Search the records that follow and extract every line containing the string "Schweiz".

** begin **

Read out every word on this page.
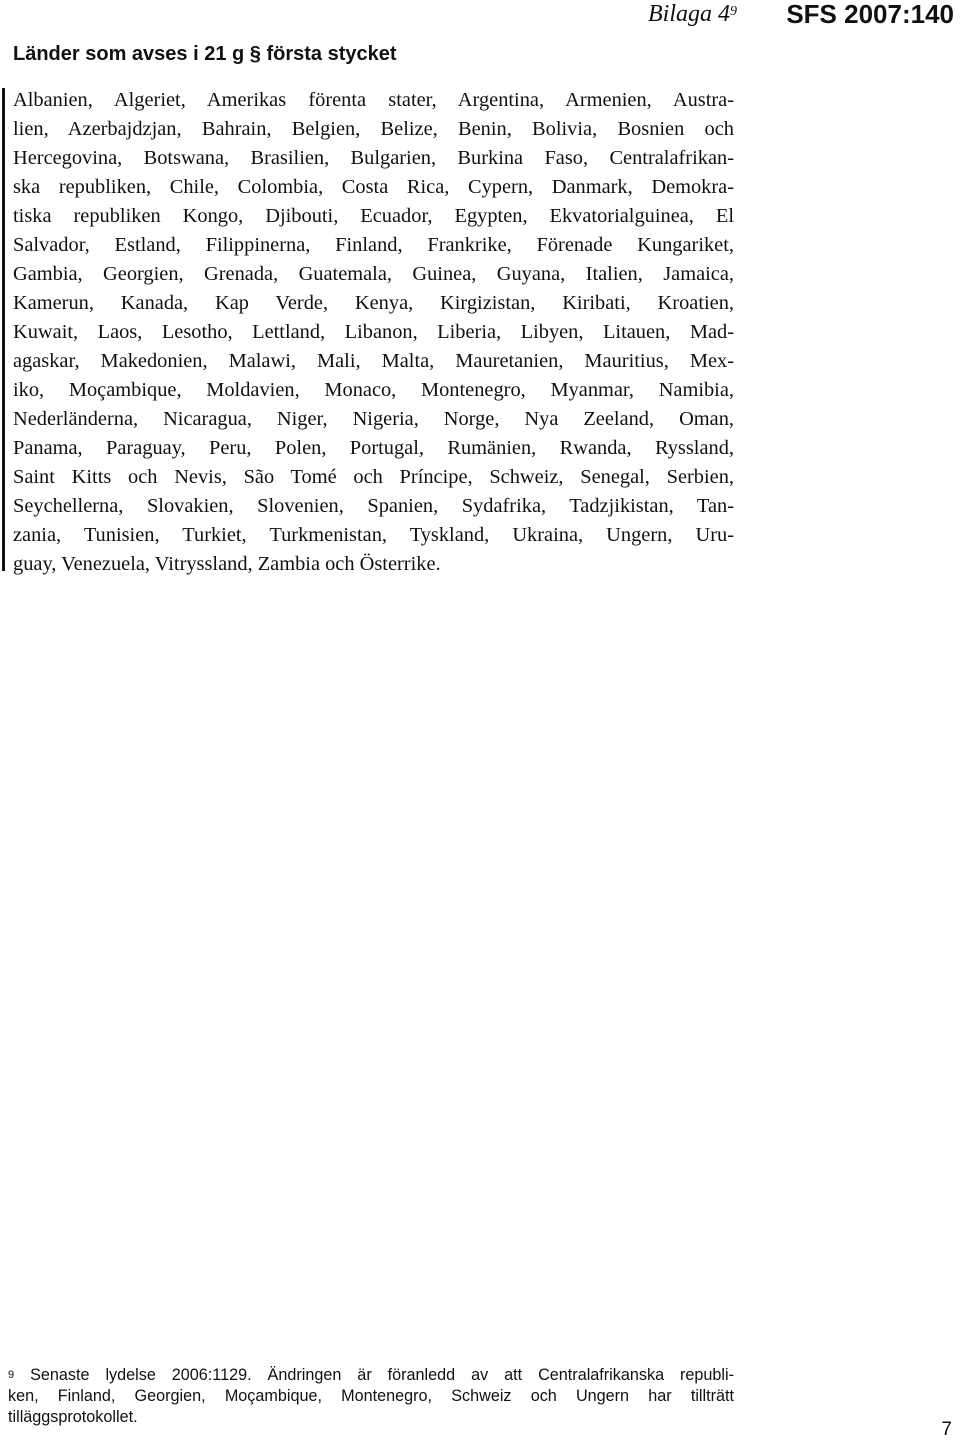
Bilaga $4^9$ SFS 2007:140
Länder som avses i 21 g § första stycket
Albanien, Algeriet, Amerikas förenta stater, Argentina, Armenien, Austra-
lien, Azerbajdzjan, Bahrain, Belgien, Belize, Benin, Bolivia, Bosnien och
Hercegovina, Botswana, Brasilien, Bulgarien, Burkina Faso, Centralafrikan-
ska republiken, Chile, Colombia, Costa Rica, Cypern, Danmark, Demokra-
tiska republiken Kongo, Djibouti, Ecuador, Egypten, Ekvatorialguinea, El
Salvador, Estland, Filippinerna, Finland, Frankrike, Förenade Kungariket,
Gambia, Georgien, Grenada, Guatemala, Guinea, Guyana, Italien, Jamaica,
Kamerun, Kanada, Kap Verde, Kenya, Kirgizistan, Kiribati, Kroatien,
Kuwait, Laos, Lesotho, Lettland, Libanon, Liberia, Libyen, Litauen, Mad-
agaskar, Makedonien, Malawi, Mali, Malta, Mauretanien, Mauritius, Mex-
iko, Moçambique, Moldavien, Monaco, Montenegro, Myanmar, Namibia,
Nederländerna, Nicaragua, Niger, Nigeria, Norge, Nya Zeeland, Oman,
Panama, Paraguay, Peru, Polen, Portugal, Rumänien, Rwanda, Ryssland,
Saint Kitts och Nevis, São Tomé och Príncipe, Schweiz, Senegal, Serbien,
Seychellerna, Slovakien, Slovenien, Spanien, Sydafrika, Tadzjikistan, Tan-
zania, Tunisien, Turkiet, Turkmenistan, Tyskland, Ukraina, Ungern, Uru-
guay, Venezuela, Vitryssland, Zambia och Österrike.
$^9$ Senaste lydelse 2006:1129. Ändringen är föranledd av att Centralafrikanska republi-
ken, Finland, Georgien, Moçambique, Montenegro, Schweiz och Ungern har tillträtt
tilläggsprotokollet.
7
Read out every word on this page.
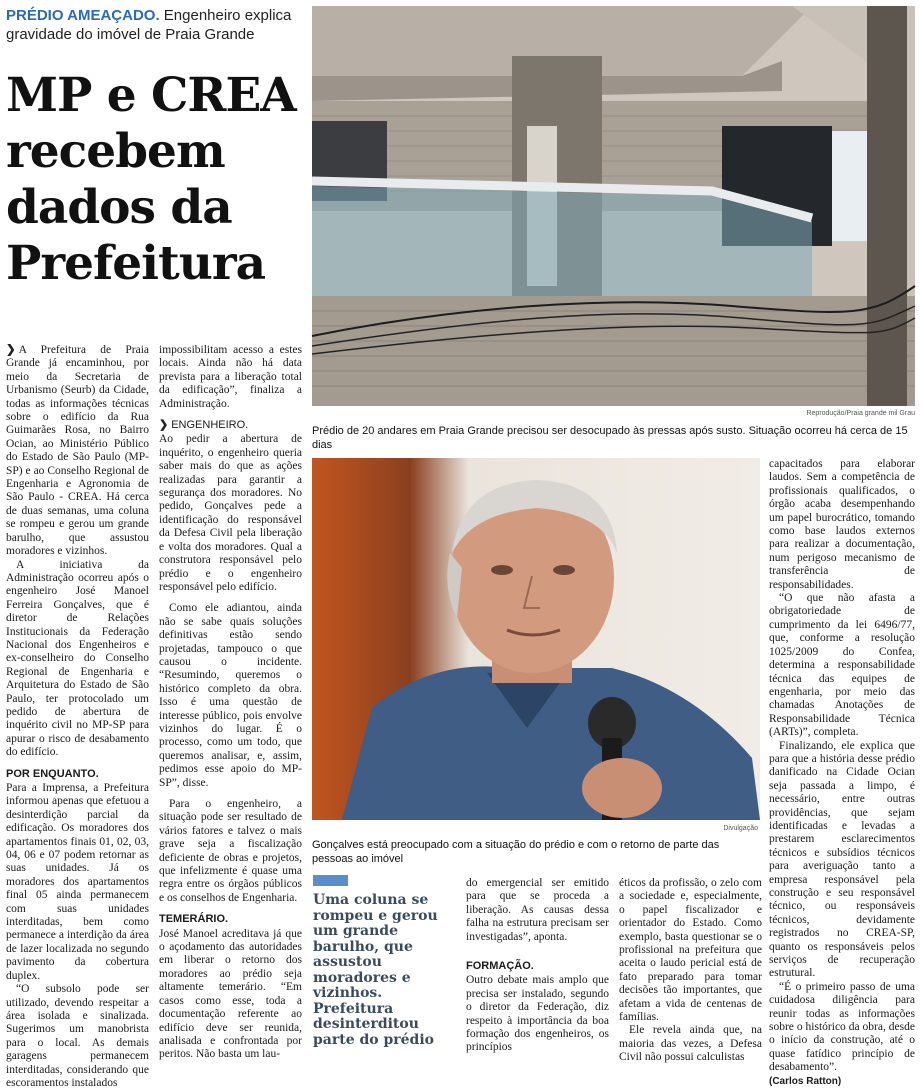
PRÉDIO AMEAÇADO. Engenheiro explica gravidade do imóvel de Praia Grande
MP e CREA recebem dados da Prefeitura
Reprodução/Praia grande mil Grau
Prédio de 20 andares em Praia Grande precisou ser desocupado às pressas após susto. Situação ocorreu há cerca de 15 dias
Divulgação
Gonçalves está preocupado com a situação do prédio e com o retorno de parte das pessoas ao imóvel

❯ A Prefeitura de Praia Grande já encaminhou, por meio da Secretaria de Urbanismo (Seurb) da Cidade, todas as informações técnicas sobre o edifício da Rua Guimarães Rosa, no Bairro Ocian, ao Ministério Público do Estado de São Paulo (MP-SP) e ao Conselho Regional de Engenharia e Agronomia de São Paulo - CREA. Há cerca de duas semanas, uma coluna se rompeu e gerou um grande barulho, que assustou moradores e vizinhos.

A iniciativa da Administração ocorreu após o engenheiro José Manoel Ferreira Gonçalves, que é diretor de Relações Institucionais da Federação Nacional dos Engenheiros e ex-conselheiro do Conselho Regional de Engenharia e Arquitetura do Estado de São Paulo, ter protocolado um pedido de abertura de inquérito civil no MP-SP para apurar o risco de desabamento do edifício.

POR ENQUANTO.

Para a Imprensa, a Prefeitura informou apenas que efetuou a desinterdição parcial da edificação. Os moradores dos apartamentos finais 01, 02, 03, 04, 06 e 07 podem retornar as suas unidades. Já os moradores dos apartamentos final 05 ainda permanecem com suas unidades interditadas, bem como permanece a interdição da área de lazer localizada no segundo pavimento da cobertura duplex.

“O subsolo pode ser utilizado, devendo respeitar a área isolada e sinalizada. Sugerimos um manobrista para o local. As demais garagens permanecem interditadas, considerando que escoramentos instalados

impossibilitam acesso a estes locais. Ainda não há data prevista para a liberação total da edificação”, finaliza a Administração.

❯ ENGENHEIRO.

Ao pedir a abertura de inquérito, o engenheiro queria saber mais do que as ações realizadas para garantir a segurança dos moradores. No pedido, Gonçalves pede a identificação do responsável da Defesa Civil pela liberação e volta dos moradores. Qual a construtora responsável pelo prédio e o engenheiro responsável pelo edifício.

Como ele adiantou, ainda não se sabe quais soluções definitivas estão sendo projetadas, tampouco o que causou o incidente. “Resumindo, queremos o histórico completo da obra. Isso é uma questão de interesse público, pois envolve vizinhos do lugar. É o processo, como um todo, que queremos analisar, e, assim, pedimos esse apoio do MP-SP”, disse.

Para o engenheiro, a situação pode ser resultado de vários fatores e talvez o mais grave seja a fiscalização deficiente de obras e projetos, que infelizmente é quase uma regra entre os órgãos públicos e os conselhos de Engenharia.

TEMERÁRIO.

José Manoel acreditava já que o açodamento das autoridades em liberar o retorno dos moradores ao prédio seja altamente temerário. “Em casos como esse, toda a documentação referente ao edifício deve ser reunida, analisada e confrontada por peritos. Não basta um lau-

Uma coluna se rompeu e gerou um grande barulho, que assustou moradores e vizinhos. Prefeitura desinterditou parte do prédio

do emergencial ser emitido para que se proceda a liberação. As causas dessa falha na estrutura precisam ser investigadas”, aponta.

FORMAÇÃO.

Outro debate mais amplo que precisa ser instalado, segundo o diretor da Federação, diz respeito à importância da boa formação dos engenheiros, os princípios

éticos da profissão, o zelo com a sociedade e, especialmente, o papel fiscalizador e orientador do Estado. Como exemplo, basta questionar se o profissional na prefeitura que aceita o laudo pericial está de fato preparado para tomar decisões tão importantes, que afetam a vida de centenas de famílias.

Ele revela ainda que, na maioria das vezes, a Defesa Civil não possui calculistas

capacitados para elaborar laudos. Sem a competência de profissionais qualificados, o órgão acaba desempenhando um papel burocrático, tomando como base laudos externos para realizar a documentação, num perigoso mecanismo de transferência de responsabilidades.

“O que não afasta a obrigatoriedade de cumprimento da lei 6496/77, que, conforme a resolução 1025/2009 do Confea, determina a responsabilidade técnica das equipes de engenharia, por meio das chamadas Anotações de Responsabilidade Técnica (ARTs)”, completa.

Finalizando, ele explica que para que a história desse prédio danificado na Cidade Ocian seja passada a limpo, é necessário, entre outras providências, que sejam identificadas e levadas a prestarem esclarecimentos técnicos e subsídios técnicos para averiguação tanto a empresa responsável pela construção e seu responsável técnico, ou responsáveis técnicos, devidamente registrados no CREA-SP, quanto os responsáveis pelos serviços de recuperação estrutural.

“É o primeiro passo de uma cuidadosa diligência para reunir todas as informações sobre o histórico da obra, desde o início da construção, até o quase fatídico princípio de desabamento”.

(Carlos Ratton)
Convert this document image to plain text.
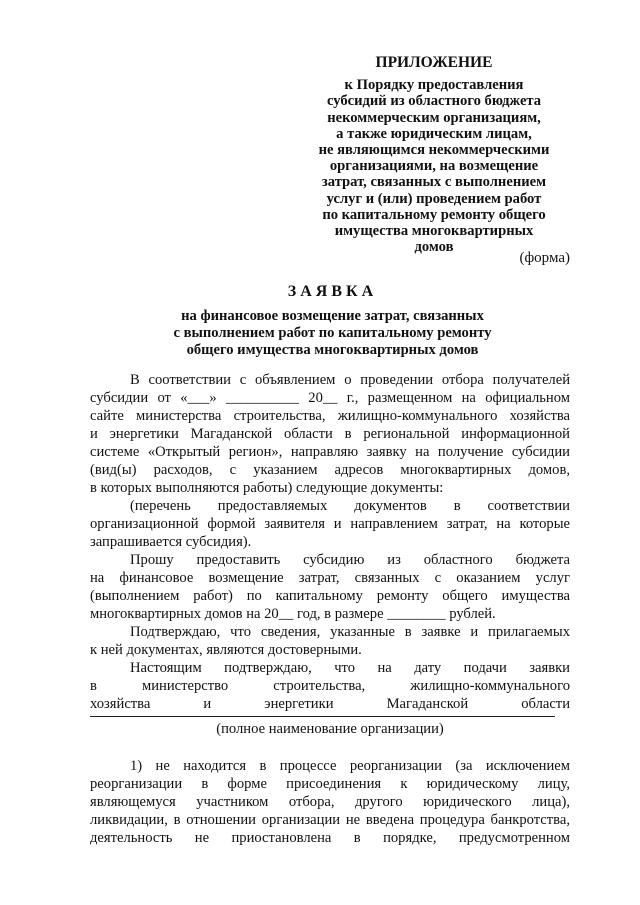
ПРИЛОЖЕНИЕ
к Порядку предоставления
субсидий из областного бюджета
некоммерческим организациям,
а также юридическим лицам,
не являющимся некоммерческими
организациями, на возмещение
затрат, связанных с выполнением
услуг и (или) проведением работ
по капитальному ремонту общего
имущества многоквартирных
домов
(форма)
ЗАЯВКА
на финансовое возмещение затрат, связанных
с выполнением работ по капитальному ремонту
общего имущества многоквартирных домов
В соответствии с объявлением о проведении отбора получателей
субсидии от «___» __________ 20__ г., размещенном на официальном
сайте министерства строительства, жилищно-коммунального хозяйства
и энергетики Магаданской области в региональной информационной
системе «Открытый регион», направляю заявку на получение субсидии
(вид(ы) расходов, с указанием адресов многоквартирных домов,
в которых выполняются работы) следующие документы:
(перечень предоставляемых документов в соответствии
организационной формой заявителя и направлением затрат, на которые
запрашивается субсидия).
Прошу предоставить субсидию из областного бюджета
на финансовое возмещение затрат, связанных с оказанием услуг
(выполнением работ) по капитальному ремонту общего имущества
многоквартирных домов на 20__ год, в размере ________ рублей.
Подтверждаю, что сведения, указанные в заявке и прилагаемых
к ней документах, являются достоверными.
Настоящим подтверждаю, что на дату подачи заявки
в министерство строительства, жилищно-коммунального
хозяйства и энергетики Магаданской области
(полное наименование организации)
1) не находится в процессе реорганизации (за исключением
реорганизации в форме присоединения к юридическому лицу,
являющемуся участником отбора, другого юридического лица),
ликвидации, в отношении организации не введена процедура банкротства,
деятельность не приостановлена в порядке, предусмотренном
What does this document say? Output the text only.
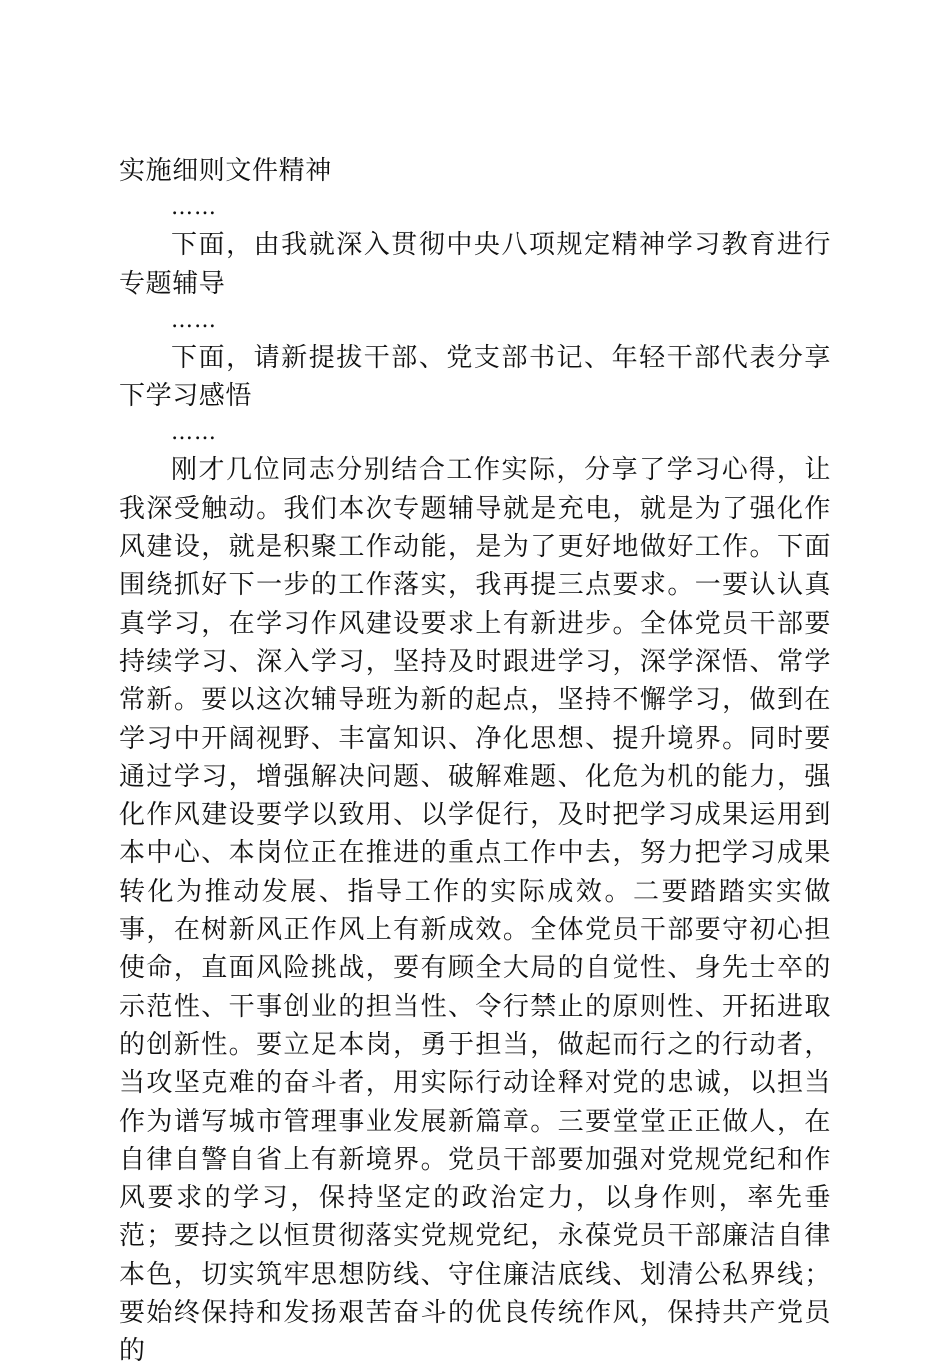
实施细则文件精神

……

下面，由我就深入贯彻中央八项规定精神学习教育进行专题辅导

……

下面，请新提拔干部、党支部书记、年轻干部代表分享下学习感悟

……

刚才几位同志分别结合工作实际，分享了学习心得，让我深受触动。我们本次专题辅导就是充电，就是为了强化作风建设，就是积聚工作动能，是为了更好地做好工作。下面围绕抓好下一步的工作落实，我再提三点要求。一要认认真真学习，在学习作风建设要求上有新进步。全体党员干部要持续学习、深入学习，坚持及时跟进学习，深学深悟、常学常新。要以这次辅导班为新的起点，坚持不懈学习，做到在学习中开阔视野、丰富知识、净化思想、提升境界。同时要通过学习，增强解决问题、破解难题、化危为机的能力，强化作风建设要学以致用、以学促行，及时把学习成果运用到本中心、本岗位正在推进的重点工作中去，努力把学习成果转化为推动发展、指导工作的实际成效。二要踏踏实实做事，在树新风正作风上有新成效。全体党员干部要守初心担使命，直面风险挑战，要有顾全大局的自觉性、身先士卒的示范性、干事创业的担当性、令行禁止的原则性、开拓进取的创新性。要立足本岗，勇于担当，做起而行之的行动者，当攻坚克难的奋斗者，用实际行动诠释对党的忠诚，以担当作为谱写城市管理事业发展新篇章。三要堂堂正正做人，在自律自警自省上有新境界。党员干部要加强对党规党纪和作风要求的学习，保持坚定的政治定力，以身作则，率先垂范；要持之以恒贯彻落实党规党纪，永葆党员干部廉洁自律本色，切实筑牢思想防线、守住廉洁底线、划清公私界线；要始终保持和发扬艰苦奋斗的优良传统作风，保持共产党员的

** end **

▶ [Output]:
Saint Kitts och Nevis, São Tomé och Príncipe, Schweiz, Senegal, Serbien,
ken, Finland, Georgien, Moçambique, Montenegro, Schweiz och Ungern har tillträtt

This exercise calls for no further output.